* Problem *
In the material below, the lines containing the word "screenshot" are required; copy each of them.

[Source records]
-----
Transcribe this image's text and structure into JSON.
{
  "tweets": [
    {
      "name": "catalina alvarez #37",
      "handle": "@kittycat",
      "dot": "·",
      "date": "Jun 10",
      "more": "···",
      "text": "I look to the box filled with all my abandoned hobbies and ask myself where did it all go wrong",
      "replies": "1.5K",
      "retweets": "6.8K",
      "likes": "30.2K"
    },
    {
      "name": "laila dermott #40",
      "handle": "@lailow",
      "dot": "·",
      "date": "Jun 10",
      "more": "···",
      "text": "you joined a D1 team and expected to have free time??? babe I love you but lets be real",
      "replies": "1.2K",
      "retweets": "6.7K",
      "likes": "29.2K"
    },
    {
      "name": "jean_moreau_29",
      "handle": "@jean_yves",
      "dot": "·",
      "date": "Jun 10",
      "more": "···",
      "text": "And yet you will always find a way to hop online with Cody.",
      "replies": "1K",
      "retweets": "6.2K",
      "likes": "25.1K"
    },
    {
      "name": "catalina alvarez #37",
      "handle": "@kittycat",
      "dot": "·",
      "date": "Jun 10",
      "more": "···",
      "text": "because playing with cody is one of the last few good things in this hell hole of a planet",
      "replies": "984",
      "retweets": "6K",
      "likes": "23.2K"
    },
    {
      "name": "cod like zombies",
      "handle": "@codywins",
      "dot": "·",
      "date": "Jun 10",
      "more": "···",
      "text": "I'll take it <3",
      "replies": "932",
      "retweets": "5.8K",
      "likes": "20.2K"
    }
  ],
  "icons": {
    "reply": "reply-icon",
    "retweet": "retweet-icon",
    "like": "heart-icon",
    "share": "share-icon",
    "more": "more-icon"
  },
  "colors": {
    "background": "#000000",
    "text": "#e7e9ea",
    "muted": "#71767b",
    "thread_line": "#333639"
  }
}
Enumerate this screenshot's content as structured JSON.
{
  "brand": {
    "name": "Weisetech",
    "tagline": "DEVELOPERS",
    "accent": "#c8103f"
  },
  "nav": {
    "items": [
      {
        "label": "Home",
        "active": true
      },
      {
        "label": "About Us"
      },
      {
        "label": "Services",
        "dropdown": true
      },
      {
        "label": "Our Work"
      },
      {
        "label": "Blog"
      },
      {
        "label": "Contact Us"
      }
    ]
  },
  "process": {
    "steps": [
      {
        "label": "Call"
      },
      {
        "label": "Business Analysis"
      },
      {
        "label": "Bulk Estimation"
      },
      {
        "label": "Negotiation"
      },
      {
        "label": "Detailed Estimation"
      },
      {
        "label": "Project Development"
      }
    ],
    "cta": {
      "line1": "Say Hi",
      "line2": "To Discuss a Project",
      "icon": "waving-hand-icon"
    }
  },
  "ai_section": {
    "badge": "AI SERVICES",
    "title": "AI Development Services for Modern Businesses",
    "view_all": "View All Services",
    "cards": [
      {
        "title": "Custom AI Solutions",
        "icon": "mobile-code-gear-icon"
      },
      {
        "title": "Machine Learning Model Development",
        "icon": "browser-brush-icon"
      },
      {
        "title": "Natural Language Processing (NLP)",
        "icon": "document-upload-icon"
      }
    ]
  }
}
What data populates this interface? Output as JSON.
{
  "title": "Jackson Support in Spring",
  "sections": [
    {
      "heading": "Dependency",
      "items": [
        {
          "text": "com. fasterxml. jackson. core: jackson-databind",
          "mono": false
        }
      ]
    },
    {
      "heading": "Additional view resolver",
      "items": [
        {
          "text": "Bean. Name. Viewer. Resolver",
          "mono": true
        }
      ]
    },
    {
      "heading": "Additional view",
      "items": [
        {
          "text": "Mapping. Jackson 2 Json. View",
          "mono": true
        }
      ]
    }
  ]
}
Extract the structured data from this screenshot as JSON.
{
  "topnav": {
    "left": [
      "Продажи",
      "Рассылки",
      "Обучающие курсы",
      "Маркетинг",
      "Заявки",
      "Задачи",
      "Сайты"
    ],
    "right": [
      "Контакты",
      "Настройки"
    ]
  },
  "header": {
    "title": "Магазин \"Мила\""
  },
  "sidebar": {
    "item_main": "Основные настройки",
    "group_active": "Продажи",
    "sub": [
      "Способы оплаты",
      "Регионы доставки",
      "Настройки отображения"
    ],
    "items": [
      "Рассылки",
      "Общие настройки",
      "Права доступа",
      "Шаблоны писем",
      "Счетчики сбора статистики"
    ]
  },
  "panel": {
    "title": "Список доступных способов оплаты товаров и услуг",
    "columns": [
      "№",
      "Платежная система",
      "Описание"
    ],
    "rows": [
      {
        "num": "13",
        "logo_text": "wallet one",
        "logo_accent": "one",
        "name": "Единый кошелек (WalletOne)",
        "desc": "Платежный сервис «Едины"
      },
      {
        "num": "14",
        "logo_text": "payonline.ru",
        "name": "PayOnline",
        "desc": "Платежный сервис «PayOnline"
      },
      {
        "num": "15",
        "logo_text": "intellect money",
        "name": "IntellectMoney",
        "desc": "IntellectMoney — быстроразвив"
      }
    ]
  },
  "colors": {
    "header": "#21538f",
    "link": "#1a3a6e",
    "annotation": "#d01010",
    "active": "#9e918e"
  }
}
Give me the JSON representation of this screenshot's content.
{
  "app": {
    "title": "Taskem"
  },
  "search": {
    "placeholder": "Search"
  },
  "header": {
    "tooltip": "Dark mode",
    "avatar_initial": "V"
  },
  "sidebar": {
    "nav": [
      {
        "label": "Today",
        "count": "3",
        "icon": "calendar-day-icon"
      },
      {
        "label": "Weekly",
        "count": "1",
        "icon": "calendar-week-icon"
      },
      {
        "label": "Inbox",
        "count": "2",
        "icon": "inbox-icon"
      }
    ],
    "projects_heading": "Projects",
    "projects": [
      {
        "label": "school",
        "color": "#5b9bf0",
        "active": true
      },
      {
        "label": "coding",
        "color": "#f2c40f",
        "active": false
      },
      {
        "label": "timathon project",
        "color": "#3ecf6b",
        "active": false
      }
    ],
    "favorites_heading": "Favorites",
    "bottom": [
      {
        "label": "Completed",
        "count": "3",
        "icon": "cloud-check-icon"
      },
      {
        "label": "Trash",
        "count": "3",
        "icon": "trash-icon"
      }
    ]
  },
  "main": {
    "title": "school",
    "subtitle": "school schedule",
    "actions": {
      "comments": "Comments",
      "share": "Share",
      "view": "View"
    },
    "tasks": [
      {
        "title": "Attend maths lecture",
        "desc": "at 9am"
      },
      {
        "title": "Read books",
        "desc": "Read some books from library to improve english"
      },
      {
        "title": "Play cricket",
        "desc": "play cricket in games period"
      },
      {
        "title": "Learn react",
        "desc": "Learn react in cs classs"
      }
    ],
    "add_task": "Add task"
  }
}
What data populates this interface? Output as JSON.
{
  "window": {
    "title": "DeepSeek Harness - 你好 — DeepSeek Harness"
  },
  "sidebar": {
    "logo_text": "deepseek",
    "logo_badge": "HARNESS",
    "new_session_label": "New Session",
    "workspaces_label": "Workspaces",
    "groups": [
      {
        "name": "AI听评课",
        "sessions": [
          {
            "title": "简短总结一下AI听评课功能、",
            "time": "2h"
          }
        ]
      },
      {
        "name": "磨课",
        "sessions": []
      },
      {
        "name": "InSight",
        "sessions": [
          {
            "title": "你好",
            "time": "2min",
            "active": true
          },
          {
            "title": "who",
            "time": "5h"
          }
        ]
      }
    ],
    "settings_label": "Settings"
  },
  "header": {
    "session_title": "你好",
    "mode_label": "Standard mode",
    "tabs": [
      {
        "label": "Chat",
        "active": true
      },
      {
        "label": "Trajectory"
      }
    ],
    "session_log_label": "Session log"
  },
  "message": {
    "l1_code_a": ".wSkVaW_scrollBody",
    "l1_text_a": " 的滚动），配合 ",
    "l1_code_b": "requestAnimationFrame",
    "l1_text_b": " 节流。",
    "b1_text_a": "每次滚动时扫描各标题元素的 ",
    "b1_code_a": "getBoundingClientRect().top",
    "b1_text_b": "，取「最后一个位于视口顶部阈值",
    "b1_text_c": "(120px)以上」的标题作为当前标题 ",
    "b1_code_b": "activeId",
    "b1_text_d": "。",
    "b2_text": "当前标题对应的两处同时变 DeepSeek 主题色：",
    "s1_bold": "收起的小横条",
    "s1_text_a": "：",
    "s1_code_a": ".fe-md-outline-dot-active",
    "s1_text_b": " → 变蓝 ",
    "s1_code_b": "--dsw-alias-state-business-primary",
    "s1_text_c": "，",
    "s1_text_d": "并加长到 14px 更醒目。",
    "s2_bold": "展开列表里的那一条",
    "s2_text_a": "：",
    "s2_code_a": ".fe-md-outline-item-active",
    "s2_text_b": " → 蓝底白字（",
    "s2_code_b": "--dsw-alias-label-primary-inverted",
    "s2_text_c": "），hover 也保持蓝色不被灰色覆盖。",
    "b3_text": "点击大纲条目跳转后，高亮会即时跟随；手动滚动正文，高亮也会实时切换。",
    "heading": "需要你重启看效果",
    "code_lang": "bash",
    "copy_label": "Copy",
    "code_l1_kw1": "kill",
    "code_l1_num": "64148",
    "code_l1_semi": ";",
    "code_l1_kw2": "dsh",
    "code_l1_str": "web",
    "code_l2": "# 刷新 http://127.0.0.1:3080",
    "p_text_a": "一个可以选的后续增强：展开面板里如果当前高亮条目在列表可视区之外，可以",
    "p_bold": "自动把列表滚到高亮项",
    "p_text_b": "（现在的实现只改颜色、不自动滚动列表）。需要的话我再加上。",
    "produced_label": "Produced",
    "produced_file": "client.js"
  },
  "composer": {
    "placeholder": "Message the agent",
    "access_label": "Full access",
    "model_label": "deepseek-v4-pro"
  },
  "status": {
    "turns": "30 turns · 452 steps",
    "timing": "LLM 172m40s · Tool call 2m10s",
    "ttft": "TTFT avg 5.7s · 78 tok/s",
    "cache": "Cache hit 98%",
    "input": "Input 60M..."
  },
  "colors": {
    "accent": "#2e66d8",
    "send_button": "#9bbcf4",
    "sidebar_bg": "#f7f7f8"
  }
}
-----
* Right answer *
Enumerate this screenshot's content as structured JSON.
Extract the structured data from this screenshot as JSON.
Give me the JSON representation of this screenshot's content.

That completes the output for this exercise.